## Material for the task

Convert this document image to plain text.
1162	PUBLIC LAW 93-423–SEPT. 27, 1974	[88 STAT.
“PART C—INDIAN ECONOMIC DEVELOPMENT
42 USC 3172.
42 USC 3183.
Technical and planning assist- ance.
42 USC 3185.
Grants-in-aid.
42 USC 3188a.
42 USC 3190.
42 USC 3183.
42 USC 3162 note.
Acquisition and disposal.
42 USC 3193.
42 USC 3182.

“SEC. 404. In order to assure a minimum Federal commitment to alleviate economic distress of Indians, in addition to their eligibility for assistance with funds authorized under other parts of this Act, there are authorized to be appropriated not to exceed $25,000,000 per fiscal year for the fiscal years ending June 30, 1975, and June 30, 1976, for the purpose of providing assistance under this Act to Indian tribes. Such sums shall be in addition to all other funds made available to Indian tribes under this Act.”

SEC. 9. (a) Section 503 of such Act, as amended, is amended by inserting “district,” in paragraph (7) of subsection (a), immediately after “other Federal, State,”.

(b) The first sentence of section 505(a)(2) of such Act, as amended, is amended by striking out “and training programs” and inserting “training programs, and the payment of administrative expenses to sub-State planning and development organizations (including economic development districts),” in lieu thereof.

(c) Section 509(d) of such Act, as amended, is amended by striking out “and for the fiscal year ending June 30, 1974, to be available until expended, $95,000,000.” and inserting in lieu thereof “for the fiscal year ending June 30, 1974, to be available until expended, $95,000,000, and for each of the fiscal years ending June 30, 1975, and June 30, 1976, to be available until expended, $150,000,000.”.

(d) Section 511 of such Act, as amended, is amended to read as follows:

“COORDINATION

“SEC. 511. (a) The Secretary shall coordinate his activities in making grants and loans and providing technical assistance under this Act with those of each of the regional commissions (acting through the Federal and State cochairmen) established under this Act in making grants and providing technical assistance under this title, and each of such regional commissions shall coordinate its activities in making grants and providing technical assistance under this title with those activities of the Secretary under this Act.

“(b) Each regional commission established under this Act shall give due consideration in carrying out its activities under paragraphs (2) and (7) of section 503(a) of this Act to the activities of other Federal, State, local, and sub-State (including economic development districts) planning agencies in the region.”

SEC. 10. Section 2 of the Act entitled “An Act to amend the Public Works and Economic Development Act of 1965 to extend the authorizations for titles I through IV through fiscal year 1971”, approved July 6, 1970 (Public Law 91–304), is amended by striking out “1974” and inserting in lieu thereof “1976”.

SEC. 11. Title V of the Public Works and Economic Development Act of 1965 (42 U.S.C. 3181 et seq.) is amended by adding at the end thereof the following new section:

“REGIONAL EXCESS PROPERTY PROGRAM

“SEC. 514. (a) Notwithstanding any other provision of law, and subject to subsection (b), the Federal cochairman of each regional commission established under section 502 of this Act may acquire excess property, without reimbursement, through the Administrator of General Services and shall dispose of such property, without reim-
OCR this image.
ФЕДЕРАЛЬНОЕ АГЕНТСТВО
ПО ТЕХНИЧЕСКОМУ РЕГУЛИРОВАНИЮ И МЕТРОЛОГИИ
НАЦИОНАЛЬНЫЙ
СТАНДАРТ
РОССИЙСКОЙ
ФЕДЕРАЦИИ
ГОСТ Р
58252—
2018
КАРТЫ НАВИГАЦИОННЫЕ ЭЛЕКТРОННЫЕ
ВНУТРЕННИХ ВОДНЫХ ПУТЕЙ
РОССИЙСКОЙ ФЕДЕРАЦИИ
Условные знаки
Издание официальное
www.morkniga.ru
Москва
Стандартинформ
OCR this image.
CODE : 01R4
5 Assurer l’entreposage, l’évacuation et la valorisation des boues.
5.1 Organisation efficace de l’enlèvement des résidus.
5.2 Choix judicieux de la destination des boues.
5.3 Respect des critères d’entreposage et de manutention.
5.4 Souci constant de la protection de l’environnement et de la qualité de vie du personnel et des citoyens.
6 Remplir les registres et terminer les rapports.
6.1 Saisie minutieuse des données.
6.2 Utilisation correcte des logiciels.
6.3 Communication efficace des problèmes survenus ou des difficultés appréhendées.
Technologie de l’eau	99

## Exercise goal
Make an exact copy of every entry.

## Answer to this task
Convert this document image to plain text.
1162	PUBLIC LAW 93-423–SEPT. 27, 1974	[88 STAT.
“PART C—INDIAN ECONOMIC DEVELOPMENT
42 USC 3172.
42 USC 3183.
Technical and planning assist- ance.
42 USC 3185.
Grants-in-aid.
42 USC 3188a.
42 USC 3190.
42 USC 3183.
42 USC 3162 note.
Acquisition and disposal.
42 USC 3193.
42 USC 3182.

“SEC. 404. In order to assure a minimum Federal commitment to alleviate economic distress of Indians, in addition to their eligibility for assistance with funds authorized under other parts of this Act, there are authorized to be appropriated not to exceed $25,000,000 per fiscal year for the fiscal years ending June 30, 1975, and June 30, 1976, for the purpose of providing assistance under this Act to Indian tribes. Such sums shall be in addition to all other funds made available to Indian tribes under this Act.”

SEC. 9. (a) Section 503 of such Act, as amended, is amended by inserting “district,” in paragraph (7) of subsection (a), immediately after “other Federal, State,”.

(b) The first sentence of section 505(a)(2) of such Act, as amended, is amended by striking out “and training programs” and inserting “training programs, and the payment of administrative expenses to sub-State planning and development organizations (including economic development districts),” in lieu thereof.

(c) Section 509(d) of such Act, as amended, is amended by striking out “and for the fiscal year ending June 30, 1974, to be available until expended, $95,000,000.” and inserting in lieu thereof “for the fiscal year ending June 30, 1974, to be available until expended, $95,000,000, and for each of the fiscal years ending June 30, 1975, and June 30, 1976, to be available until expended, $150,000,000.”.

(d) Section 511 of such Act, as amended, is amended to read as follows:

“COORDINATION

“SEC. 511. (a) The Secretary shall coordinate his activities in making grants and loans and providing technical assistance under this Act with those of each of the regional commissions (acting through the Federal and State cochairmen) established under this Act in making grants and providing technical assistance under this title, and each of such regional commissions shall coordinate its activities in making grants and providing technical assistance under this title with those activities of the Secretary under this Act.

“(b) Each regional commission established under this Act shall give due consideration in carrying out its activities under paragraphs (2) and (7) of section 503(a) of this Act to the activities of other Federal, State, local, and sub-State (including economic development districts) planning agencies in the region.”

SEC. 10. Section 2 of the Act entitled “An Act to amend the Public Works and Economic Development Act of 1965 to extend the authorizations for titles I through IV through fiscal year 1971”, approved July 6, 1970 (Public Law 91–304), is amended by striking out “1974” and inserting in lieu thereof “1976”.

SEC. 11. Title V of the Public Works and Economic Development Act of 1965 (42 U.S.C. 3181 et seq.) is amended by adding at the end thereof the following new section:

“REGIONAL EXCESS PROPERTY PROGRAM

“SEC. 514. (a) Notwithstanding any other provision of law, and subject to subsection (b), the Federal cochairman of each regional commission established under section 502 of this Act may acquire excess property, without reimbursement, through the Administrator of General Services and shall dispose of such property, without reim-
OCR this image.
ФЕДЕРАЛЬНОЕ АГЕНТСТВО
ПО ТЕХНИЧЕСКОМУ РЕГУЛИРОВАНИЮ И МЕТРОЛОГИИ
НАЦИОНАЛЬНЫЙ
СТАНДАРТ
РОССИЙСКОЙ
ФЕДЕРАЦИИ
ГОСТ Р
58252—
2018
КАРТЫ НАВИГАЦИОННЫЕ ЭЛЕКТРОННЫЕ
ВНУТРЕННИХ ВОДНЫХ ПУТЕЙ
РОССИЙСКОЙ ФЕДЕРАЦИИ
Условные знаки
Издание официальное
www.morkniga.ru
Москва
Стандартинформ
OCR this image.
CODE : 01R4
5 Assurer l’entreposage, l’évacuation et la valorisation des boues.
5.1 Organisation efficace de l’enlèvement des résidus.
5.2 Choix judicieux de la destination des boues.
5.3 Respect des critères d’entreposage et de manutention.
5.4 Souci constant de la protection de l’environnement et de la qualité de vie du personnel et des citoyens.
6 Remplir les registres et terminer les rapports.
6.1 Saisie minutieuse des données.
6.2 Utilisation correcte des logiciels.
6.3 Communication efficace des problèmes survenus ou des difficultés appréhendées.
Technologie de l’eau	99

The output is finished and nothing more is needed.